■ STATED PROBLEM
Locate the word "Hemispheres" in the data below, then copy every line that holds it.

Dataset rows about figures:

* * * * *

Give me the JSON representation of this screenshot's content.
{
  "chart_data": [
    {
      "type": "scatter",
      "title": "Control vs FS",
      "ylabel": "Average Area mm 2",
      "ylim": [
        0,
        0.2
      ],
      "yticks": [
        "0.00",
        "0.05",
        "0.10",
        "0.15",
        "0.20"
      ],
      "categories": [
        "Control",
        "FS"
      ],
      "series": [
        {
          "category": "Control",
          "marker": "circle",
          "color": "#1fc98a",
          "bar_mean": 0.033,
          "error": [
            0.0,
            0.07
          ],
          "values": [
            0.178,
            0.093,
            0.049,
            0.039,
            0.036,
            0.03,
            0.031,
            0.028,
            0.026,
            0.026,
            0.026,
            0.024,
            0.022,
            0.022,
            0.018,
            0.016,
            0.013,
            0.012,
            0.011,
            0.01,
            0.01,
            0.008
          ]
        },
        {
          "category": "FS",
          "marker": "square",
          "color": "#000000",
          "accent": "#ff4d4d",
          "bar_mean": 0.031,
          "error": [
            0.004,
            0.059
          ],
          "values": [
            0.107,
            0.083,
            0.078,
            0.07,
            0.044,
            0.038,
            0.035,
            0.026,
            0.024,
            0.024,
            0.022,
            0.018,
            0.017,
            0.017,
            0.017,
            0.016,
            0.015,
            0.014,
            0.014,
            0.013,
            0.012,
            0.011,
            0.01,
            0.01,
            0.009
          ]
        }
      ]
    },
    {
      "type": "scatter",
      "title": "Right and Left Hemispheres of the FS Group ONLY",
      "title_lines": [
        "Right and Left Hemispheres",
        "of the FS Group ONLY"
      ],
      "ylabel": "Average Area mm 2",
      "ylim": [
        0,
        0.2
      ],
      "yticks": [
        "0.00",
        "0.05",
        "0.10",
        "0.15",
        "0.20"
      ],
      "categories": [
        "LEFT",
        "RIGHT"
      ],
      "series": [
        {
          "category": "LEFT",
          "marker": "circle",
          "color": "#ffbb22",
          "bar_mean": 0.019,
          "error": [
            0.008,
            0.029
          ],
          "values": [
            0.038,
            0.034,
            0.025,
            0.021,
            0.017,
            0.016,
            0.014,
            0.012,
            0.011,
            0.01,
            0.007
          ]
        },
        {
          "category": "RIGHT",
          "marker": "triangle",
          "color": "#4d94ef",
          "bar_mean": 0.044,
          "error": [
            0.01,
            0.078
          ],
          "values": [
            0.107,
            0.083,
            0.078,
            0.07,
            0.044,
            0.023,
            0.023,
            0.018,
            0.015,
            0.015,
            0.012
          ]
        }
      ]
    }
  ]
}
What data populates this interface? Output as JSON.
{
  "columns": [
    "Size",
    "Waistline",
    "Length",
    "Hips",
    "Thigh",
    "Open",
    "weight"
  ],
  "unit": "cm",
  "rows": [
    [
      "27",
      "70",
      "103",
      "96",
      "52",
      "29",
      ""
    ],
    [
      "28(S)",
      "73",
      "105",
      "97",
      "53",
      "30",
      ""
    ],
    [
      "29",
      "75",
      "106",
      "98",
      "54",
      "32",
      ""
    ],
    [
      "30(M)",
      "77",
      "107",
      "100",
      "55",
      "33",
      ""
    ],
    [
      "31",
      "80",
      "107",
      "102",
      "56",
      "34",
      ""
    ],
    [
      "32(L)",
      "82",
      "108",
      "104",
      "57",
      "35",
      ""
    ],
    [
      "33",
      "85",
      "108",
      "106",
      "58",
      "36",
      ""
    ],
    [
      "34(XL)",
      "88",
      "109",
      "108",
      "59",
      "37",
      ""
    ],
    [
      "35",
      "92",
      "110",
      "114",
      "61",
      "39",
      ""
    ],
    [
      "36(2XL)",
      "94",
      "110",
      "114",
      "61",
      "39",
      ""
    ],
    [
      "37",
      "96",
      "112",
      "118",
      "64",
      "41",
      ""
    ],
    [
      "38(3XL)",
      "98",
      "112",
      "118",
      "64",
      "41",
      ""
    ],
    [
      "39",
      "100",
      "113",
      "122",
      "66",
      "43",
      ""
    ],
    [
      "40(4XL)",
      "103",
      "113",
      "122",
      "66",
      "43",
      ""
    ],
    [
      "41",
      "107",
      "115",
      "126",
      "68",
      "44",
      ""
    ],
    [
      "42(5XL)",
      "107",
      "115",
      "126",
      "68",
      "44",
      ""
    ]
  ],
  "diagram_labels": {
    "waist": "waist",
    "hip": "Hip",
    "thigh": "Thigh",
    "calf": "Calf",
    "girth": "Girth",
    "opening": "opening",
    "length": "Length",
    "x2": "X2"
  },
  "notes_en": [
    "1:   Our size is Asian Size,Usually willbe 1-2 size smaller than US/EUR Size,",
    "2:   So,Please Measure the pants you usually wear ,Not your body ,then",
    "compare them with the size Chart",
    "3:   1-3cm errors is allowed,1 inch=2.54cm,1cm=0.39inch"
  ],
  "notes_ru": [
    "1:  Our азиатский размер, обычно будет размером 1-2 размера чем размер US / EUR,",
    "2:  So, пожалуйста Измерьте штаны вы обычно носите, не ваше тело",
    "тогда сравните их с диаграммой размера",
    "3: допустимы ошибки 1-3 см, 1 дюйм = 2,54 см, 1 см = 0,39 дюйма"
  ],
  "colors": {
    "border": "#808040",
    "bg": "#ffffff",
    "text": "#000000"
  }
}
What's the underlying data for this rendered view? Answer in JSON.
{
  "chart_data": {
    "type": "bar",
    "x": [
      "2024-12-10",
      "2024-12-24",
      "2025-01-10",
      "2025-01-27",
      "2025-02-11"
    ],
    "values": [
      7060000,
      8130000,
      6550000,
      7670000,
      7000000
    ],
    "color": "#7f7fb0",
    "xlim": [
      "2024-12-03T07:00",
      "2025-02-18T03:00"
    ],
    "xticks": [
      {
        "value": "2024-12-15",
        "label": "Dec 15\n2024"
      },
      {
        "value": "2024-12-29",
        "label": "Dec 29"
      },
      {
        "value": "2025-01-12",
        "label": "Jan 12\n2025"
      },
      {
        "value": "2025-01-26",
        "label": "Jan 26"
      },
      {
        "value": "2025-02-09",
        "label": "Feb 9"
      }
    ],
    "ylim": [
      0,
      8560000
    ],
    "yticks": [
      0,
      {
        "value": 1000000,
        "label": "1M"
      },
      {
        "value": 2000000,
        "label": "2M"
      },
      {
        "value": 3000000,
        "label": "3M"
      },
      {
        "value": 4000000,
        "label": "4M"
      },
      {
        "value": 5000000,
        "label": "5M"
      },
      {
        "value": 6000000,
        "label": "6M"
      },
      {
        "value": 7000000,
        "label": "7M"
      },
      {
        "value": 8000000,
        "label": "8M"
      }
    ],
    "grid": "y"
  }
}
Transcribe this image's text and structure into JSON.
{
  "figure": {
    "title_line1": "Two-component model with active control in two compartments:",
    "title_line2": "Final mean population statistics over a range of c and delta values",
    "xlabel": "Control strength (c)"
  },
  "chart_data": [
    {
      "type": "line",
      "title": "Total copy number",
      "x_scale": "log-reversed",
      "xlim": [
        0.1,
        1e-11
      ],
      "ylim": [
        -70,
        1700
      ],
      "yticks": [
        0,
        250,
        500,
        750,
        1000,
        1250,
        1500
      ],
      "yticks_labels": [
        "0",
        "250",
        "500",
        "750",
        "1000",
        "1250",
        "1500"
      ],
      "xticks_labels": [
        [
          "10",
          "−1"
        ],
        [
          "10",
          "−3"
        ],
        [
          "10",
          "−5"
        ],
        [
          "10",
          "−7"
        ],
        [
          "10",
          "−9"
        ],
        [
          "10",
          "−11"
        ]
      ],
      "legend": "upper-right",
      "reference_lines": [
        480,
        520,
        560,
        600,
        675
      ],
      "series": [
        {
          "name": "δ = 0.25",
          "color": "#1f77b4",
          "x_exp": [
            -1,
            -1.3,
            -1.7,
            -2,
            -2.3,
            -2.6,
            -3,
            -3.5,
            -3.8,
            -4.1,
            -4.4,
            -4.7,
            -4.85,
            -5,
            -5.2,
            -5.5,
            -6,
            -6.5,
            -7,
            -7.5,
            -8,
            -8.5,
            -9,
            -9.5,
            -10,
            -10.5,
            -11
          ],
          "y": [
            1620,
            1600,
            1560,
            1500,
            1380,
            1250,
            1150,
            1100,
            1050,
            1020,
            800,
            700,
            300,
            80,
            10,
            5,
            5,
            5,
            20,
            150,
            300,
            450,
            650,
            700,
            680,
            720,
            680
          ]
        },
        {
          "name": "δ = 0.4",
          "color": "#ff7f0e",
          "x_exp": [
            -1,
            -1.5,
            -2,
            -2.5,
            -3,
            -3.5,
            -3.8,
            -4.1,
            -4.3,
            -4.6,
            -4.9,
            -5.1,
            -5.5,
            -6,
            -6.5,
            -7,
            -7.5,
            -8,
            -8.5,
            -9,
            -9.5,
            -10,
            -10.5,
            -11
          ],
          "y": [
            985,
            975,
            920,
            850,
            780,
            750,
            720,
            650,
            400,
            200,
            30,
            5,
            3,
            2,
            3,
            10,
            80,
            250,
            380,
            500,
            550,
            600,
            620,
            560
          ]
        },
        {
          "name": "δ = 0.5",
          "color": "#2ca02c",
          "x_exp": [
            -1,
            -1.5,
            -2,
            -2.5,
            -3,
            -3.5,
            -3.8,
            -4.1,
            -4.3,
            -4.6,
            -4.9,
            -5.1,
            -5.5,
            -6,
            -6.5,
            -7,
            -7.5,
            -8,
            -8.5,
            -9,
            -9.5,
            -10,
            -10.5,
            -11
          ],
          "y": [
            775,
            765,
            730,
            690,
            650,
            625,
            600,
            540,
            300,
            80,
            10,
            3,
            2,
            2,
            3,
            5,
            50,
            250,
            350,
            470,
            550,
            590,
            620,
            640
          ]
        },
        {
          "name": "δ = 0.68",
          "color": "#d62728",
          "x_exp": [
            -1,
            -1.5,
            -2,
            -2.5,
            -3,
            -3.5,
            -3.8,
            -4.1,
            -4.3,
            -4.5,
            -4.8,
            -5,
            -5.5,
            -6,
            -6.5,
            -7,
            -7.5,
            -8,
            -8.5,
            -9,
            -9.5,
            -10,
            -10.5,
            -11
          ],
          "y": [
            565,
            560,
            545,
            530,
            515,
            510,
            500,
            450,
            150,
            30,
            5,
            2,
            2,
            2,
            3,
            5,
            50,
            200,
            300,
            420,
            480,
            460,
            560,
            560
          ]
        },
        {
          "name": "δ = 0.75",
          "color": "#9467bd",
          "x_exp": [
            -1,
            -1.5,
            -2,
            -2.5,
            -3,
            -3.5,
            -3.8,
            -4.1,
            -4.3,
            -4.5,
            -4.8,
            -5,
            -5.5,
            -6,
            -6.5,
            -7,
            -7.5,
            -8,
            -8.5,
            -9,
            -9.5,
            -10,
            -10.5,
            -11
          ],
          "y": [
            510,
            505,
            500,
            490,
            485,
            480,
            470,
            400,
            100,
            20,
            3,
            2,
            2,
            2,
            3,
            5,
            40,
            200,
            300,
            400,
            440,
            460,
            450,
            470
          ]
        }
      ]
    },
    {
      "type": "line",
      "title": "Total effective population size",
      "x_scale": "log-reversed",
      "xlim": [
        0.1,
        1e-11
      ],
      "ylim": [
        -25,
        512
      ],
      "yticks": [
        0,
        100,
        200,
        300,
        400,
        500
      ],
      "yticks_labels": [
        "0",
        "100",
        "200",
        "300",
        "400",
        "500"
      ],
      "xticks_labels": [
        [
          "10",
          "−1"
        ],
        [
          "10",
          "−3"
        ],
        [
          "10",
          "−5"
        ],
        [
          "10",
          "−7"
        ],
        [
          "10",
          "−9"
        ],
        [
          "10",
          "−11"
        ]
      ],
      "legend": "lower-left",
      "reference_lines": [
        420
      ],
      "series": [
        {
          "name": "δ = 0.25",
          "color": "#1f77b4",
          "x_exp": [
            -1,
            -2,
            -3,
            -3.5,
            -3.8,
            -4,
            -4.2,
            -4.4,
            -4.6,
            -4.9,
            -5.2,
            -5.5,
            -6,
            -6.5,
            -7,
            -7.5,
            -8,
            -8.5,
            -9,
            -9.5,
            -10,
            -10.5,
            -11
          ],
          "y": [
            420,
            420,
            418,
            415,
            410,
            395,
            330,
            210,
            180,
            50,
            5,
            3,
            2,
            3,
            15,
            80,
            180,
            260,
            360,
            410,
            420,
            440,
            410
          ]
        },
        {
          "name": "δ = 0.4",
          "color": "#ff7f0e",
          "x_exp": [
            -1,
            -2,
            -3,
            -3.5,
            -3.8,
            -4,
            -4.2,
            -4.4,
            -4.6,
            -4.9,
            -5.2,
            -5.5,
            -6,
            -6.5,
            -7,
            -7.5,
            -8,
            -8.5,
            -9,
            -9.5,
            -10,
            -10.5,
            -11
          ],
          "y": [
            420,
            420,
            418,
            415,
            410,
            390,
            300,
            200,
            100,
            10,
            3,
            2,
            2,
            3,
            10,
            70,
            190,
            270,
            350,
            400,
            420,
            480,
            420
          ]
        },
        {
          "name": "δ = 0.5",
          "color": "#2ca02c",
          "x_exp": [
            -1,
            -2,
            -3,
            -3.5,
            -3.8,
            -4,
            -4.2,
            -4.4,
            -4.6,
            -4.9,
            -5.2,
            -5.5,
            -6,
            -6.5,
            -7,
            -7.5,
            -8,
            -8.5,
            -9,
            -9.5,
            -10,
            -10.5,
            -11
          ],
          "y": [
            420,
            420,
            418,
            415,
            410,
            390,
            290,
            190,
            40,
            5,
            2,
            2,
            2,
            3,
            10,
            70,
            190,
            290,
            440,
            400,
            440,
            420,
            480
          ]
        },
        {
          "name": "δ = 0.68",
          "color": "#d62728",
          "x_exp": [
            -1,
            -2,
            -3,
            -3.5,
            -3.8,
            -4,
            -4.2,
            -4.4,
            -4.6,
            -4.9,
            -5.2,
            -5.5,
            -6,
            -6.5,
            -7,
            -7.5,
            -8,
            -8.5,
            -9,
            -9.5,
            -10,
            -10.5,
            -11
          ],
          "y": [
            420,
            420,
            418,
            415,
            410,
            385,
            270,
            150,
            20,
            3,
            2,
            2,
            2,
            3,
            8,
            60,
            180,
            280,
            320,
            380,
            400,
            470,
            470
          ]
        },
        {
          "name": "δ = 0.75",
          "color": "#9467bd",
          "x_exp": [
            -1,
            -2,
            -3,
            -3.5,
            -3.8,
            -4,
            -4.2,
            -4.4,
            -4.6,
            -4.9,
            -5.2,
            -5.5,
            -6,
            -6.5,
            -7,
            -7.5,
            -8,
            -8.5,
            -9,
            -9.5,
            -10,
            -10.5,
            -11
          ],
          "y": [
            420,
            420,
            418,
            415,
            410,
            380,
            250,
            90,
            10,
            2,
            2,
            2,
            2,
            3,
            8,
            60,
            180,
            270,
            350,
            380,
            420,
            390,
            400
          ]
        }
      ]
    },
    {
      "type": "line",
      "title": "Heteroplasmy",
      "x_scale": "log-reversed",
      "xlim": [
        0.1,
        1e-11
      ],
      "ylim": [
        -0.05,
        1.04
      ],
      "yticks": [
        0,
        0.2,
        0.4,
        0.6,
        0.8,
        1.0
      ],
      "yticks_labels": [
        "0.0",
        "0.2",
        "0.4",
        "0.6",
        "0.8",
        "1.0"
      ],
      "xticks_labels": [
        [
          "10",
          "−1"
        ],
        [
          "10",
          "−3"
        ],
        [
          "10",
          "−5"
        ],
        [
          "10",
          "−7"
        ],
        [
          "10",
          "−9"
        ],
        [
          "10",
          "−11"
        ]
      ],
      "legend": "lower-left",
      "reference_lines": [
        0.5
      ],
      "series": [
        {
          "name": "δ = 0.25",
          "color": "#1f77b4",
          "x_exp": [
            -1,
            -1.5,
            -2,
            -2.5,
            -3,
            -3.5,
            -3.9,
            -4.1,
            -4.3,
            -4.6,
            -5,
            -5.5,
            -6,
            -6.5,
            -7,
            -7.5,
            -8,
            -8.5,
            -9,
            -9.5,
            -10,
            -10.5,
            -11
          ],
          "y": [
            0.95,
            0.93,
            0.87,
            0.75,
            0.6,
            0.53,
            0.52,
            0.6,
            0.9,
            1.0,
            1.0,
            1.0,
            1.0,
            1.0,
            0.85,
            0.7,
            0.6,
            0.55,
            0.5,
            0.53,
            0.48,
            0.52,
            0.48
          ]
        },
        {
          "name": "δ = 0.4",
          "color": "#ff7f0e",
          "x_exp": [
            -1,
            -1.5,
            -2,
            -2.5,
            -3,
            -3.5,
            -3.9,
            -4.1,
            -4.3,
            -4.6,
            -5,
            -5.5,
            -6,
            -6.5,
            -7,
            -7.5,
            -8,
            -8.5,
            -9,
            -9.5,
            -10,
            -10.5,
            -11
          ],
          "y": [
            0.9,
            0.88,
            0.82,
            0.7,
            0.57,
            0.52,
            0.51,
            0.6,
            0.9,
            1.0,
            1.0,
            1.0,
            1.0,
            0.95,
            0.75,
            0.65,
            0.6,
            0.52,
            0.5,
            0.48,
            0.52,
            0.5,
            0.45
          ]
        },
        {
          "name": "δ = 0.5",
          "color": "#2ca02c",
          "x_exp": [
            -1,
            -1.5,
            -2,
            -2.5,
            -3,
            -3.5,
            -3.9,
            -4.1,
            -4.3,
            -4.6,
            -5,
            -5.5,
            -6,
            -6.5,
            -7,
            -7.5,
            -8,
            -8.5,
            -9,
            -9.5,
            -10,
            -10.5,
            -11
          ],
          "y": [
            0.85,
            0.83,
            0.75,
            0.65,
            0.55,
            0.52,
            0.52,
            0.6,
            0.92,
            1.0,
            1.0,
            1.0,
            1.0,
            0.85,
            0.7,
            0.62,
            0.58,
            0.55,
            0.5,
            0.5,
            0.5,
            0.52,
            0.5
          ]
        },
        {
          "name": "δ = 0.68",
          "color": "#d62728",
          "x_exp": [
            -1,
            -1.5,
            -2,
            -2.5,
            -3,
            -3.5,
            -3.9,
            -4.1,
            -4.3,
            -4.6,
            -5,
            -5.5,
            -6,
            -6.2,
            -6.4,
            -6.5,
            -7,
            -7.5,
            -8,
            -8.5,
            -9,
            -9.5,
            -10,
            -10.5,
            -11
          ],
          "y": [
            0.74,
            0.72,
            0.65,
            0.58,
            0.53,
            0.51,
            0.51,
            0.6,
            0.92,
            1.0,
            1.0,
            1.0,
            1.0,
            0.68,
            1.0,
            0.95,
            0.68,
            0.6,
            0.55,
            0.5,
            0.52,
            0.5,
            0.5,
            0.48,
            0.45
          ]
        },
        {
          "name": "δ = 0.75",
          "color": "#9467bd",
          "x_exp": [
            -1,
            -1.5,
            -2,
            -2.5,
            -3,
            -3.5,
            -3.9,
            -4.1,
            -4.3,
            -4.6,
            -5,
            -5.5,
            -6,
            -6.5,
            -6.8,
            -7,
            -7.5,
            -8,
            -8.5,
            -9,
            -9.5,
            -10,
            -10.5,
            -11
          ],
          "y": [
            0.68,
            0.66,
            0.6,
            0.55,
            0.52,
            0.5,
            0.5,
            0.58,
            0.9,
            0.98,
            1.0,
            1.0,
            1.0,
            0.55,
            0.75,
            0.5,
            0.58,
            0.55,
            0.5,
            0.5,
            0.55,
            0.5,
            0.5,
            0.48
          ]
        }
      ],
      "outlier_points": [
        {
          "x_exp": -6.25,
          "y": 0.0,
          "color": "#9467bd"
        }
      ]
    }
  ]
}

* * * * *

■ TASK RESULT
      "title": "Right and Left Hemispheres of the FS Group ONLY",
        "Right and Left Hemispheres",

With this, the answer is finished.